Each of the entries should be retyped precisely as it appears.

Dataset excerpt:
------------------------------

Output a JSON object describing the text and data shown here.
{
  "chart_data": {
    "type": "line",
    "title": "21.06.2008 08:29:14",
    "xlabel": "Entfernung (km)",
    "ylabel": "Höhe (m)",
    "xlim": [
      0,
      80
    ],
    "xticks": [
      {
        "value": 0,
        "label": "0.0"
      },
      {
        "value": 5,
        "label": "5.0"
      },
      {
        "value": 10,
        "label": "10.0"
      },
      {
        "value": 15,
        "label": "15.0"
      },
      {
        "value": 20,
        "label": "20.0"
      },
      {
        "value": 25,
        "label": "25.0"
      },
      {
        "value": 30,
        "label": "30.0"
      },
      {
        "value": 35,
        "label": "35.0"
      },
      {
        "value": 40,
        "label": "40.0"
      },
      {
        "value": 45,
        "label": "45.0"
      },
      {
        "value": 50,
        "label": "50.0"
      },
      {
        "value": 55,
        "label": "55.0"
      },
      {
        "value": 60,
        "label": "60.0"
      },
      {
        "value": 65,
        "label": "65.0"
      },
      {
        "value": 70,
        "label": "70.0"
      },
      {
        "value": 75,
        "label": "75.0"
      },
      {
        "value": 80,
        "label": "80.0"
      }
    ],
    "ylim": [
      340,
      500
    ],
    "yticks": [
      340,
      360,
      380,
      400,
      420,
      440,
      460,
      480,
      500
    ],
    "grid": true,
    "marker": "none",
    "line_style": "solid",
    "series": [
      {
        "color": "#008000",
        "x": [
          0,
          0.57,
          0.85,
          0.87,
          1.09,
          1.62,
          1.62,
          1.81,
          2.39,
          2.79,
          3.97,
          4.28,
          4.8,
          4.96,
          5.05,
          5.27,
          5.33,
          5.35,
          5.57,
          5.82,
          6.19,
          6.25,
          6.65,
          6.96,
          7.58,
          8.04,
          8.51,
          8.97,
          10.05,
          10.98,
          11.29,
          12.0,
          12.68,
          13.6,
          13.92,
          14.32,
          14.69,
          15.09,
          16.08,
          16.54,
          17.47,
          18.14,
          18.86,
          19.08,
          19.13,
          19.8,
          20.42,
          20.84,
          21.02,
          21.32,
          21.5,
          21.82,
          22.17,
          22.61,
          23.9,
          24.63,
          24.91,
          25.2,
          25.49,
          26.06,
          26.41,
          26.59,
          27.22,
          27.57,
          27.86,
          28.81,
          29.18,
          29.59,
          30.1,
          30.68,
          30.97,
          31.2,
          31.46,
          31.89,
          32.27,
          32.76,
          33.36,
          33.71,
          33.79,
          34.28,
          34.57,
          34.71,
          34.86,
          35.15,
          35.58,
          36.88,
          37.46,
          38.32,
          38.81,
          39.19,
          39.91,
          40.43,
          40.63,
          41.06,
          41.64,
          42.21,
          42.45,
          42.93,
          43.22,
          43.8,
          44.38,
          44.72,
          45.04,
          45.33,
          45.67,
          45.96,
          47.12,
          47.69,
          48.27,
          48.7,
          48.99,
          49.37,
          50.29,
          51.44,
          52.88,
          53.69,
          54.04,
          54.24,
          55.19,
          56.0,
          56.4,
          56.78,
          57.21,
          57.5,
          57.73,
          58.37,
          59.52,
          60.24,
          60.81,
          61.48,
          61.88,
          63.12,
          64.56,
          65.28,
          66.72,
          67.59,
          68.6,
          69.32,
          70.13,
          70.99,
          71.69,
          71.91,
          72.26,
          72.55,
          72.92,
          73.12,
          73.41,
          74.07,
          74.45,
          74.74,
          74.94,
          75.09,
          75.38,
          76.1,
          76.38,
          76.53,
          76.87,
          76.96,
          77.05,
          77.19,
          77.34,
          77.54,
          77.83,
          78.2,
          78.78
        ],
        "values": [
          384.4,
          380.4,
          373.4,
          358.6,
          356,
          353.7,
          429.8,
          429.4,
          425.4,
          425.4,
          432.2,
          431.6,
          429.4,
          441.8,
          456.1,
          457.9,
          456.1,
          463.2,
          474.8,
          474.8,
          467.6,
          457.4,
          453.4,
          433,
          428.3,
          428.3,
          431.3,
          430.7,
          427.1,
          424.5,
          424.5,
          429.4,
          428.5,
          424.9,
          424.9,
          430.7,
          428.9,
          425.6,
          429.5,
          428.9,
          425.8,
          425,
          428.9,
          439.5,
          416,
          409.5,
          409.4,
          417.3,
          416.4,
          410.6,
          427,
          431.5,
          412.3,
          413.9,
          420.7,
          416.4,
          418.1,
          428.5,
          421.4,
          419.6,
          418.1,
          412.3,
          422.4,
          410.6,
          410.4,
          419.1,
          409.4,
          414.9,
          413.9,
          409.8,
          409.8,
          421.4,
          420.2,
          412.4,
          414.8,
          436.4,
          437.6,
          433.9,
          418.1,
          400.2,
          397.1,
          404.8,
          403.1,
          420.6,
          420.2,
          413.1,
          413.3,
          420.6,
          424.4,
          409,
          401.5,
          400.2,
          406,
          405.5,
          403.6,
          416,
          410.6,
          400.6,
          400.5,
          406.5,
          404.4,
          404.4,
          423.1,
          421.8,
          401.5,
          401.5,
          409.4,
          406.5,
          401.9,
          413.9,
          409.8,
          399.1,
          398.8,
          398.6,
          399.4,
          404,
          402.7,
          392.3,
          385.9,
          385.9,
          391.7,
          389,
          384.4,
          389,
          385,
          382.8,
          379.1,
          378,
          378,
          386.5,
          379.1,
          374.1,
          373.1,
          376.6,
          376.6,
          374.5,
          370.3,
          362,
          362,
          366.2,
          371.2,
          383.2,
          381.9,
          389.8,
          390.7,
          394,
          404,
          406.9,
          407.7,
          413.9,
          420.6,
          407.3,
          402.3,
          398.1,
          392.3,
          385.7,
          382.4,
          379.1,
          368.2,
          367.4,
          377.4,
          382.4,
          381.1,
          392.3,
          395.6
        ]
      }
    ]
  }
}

------------------------------

- Full output:
Output a JSON object describing the text and data shown here.
{
  "chart_data": {
    "type": "line",
    "title": "21.06.2008 08:29:14",
    "xlabel": "Entfernung (km)",
    "ylabel": "Höhe (m)",
    "xlim": [
      0,
      80
    ],
    "xticks": [
      {
        "value": 0,
        "label": "0.0"
      },
      {
        "value": 5,
        "label": "5.0"
      },
      {
        "value": 10,
        "label": "10.0"
      },
      {
        "value": 15,
        "label": "15.0"
      },
      {
        "value": 20,
        "label": "20.0"
      },
      {
        "value": 25,
        "label": "25.0"
      },
      {
        "value": 30,
        "label": "30.0"
      },
      {
        "value": 35,
        "label": "35.0"
      },
      {
        "value": 40,
        "label": "40.0"
      },
      {
        "value": 45,
        "label": "45.0"
      },
      {
        "value": 50,
        "label": "50.0"
      },
      {
        "value": 55,
        "label": "55.0"
      },
      {
        "value": 60,
        "label": "60.0"
      },
      {
        "value": 65,
        "label": "65.0"
      },
      {
        "value": 70,
        "label": "70.0"
      },
      {
        "value": 75,
        "label": "75.0"
      },
      {
        "value": 80,
        "label": "80.0"
      }
    ],
    "ylim": [
      340,
      500
    ],
    "yticks": [
      340,
      360,
      380,
      400,
      420,
      440,
      460,
      480,
      500
    ],
    "grid": true,
    "marker": "none",
    "line_style": "solid",
    "series": [
      {
        "color": "#008000",
        "x": [
          0,
          0.57,
          0.85,
          0.87,
          1.09,
          1.62,
          1.62,
          1.81,
          2.39,
          2.79,
          3.97,
          4.28,
          4.8,
          4.96,
          5.05,
          5.27,
          5.33,
          5.35,
          5.57,
          5.82,
          6.19,
          6.25,
          6.65,
          6.96,
          7.58,
          8.04,
          8.51,
          8.97,
          10.05,
          10.98,
          11.29,
          12.0,
          12.68,
          13.6,
          13.92,
          14.32,
          14.69,
          15.09,
          16.08,
          16.54,
          17.47,
          18.14,
          18.86,
          19.08,
          19.13,
          19.8,
          20.42,
          20.84,
          21.02,
          21.32,
          21.5,
          21.82,
          22.17,
          22.61,
          23.9,
          24.63,
          24.91,
          25.2,
          25.49,
          26.06,
          26.41,
          26.59,
          27.22,
          27.57,
          27.86,
          28.81,
          29.18,
          29.59,
          30.1,
          30.68,
          30.97,
          31.2,
          31.46,
          31.89,
          32.27,
          32.76,
          33.36,
          33.71,
          33.79,
          34.28,
          34.57,
          34.71,
          34.86,
          35.15,
          35.58,
          36.88,
          37.46,
          38.32,
          38.81,
          39.19,
          39.91,
          40.43,
          40.63,
          41.06,
          41.64,
          42.21,
          42.45,
          42.93,
          43.22,
          43.8,
          44.38,
          44.72,
          45.04,
          45.33,
          45.67,
          45.96,
          47.12,
          47.69,
          48.27,
          48.7,
          48.99,
          49.37,
          50.29,
          51.44,
          52.88,
          53.69,
          54.04,
          54.24,
          55.19,
          56.0,
          56.4,
          56.78,
          57.21,
          57.5,
          57.73,
          58.37,
          59.52,
          60.24,
          60.81,
          61.48,
          61.88,
          63.12,
          64.56,
          65.28,
          66.72,
          67.59,
          68.6,
          69.32,
          70.13,
          70.99,
          71.69,
          71.91,
          72.26,
          72.55,
          72.92,
          73.12,
          73.41,
          74.07,
          74.45,
          74.74,
          74.94,
          75.09,
          75.38,
          76.1,
          76.38,
          76.53,
          76.87,
          76.96,
          77.05,
          77.19,
          77.34,
          77.54,
          77.83,
          78.2,
          78.78
        ],
        "values": [
          384.4,
          380.4,
          373.4,
          358.6,
          356,
          353.7,
          429.8,
          429.4,
          425.4,
          425.4,
          432.2,
          431.6,
          429.4,
          441.8,
          456.1,
          457.9,
          456.1,
          463.2,
          474.8,
          474.8,
          467.6,
          457.4,
          453.4,
          433,
          428.3,
          428.3,
          431.3,
          430.7,
          427.1,
          424.5,
          424.5,
          429.4,
          428.5,
          424.9,
          424.9,
          430.7,
          428.9,
          425.6,
          429.5,
          428.9,
          425.8,
          425,
          428.9,
          439.5,
          416,
          409.5,
          409.4,
          417.3,
          416.4,
          410.6,
          427,
          431.5,
          412.3,
          413.9,
          420.7,
          416.4,
          418.1,
          428.5,
          421.4,
          419.6,
          418.1,
          412.3,
          422.4,
          410.6,
          410.4,
          419.1,
          409.4,
          414.9,
          413.9,
          409.8,
          409.8,
          421.4,
          420.2,
          412.4,
          414.8,
          436.4,
          437.6,
          433.9,
          418.1,
          400.2,
          397.1,
          404.8,
          403.1,
          420.6,
          420.2,
          413.1,
          413.3,
          420.6,
          424.4,
          409,
          401.5,
          400.2,
          406,
          405.5,
          403.6,
          416,
          410.6,
          400.6,
          400.5,
          406.5,
          404.4,
          404.4,
          423.1,
          421.8,
          401.5,
          401.5,
          409.4,
          406.5,
          401.9,
          413.9,
          409.8,
          399.1,
          398.8,
          398.6,
          399.4,
          404,
          402.7,
          392.3,
          385.9,
          385.9,
          391.7,
          389,
          384.4,
          389,
          385,
          382.8,
          379.1,
          378,
          378,
          386.5,
          379.1,
          374.1,
          373.1,
          376.6,
          376.6,
          374.5,
          370.3,
          362,
          362,
          366.2,
          371.2,
          383.2,
          381.9,
          389.8,
          390.7,
          394,
          404,
          406.9,
          407.7,
          413.9,
          420.6,
          407.3,
          402.3,
          398.1,
          392.3,
          385.7,
          382.4,
          379.1,
          368.2,
          367.4,
          377.4,
          382.4,
          381.1,
          392.3,
          395.6
        ]
      }
    ]
  }
}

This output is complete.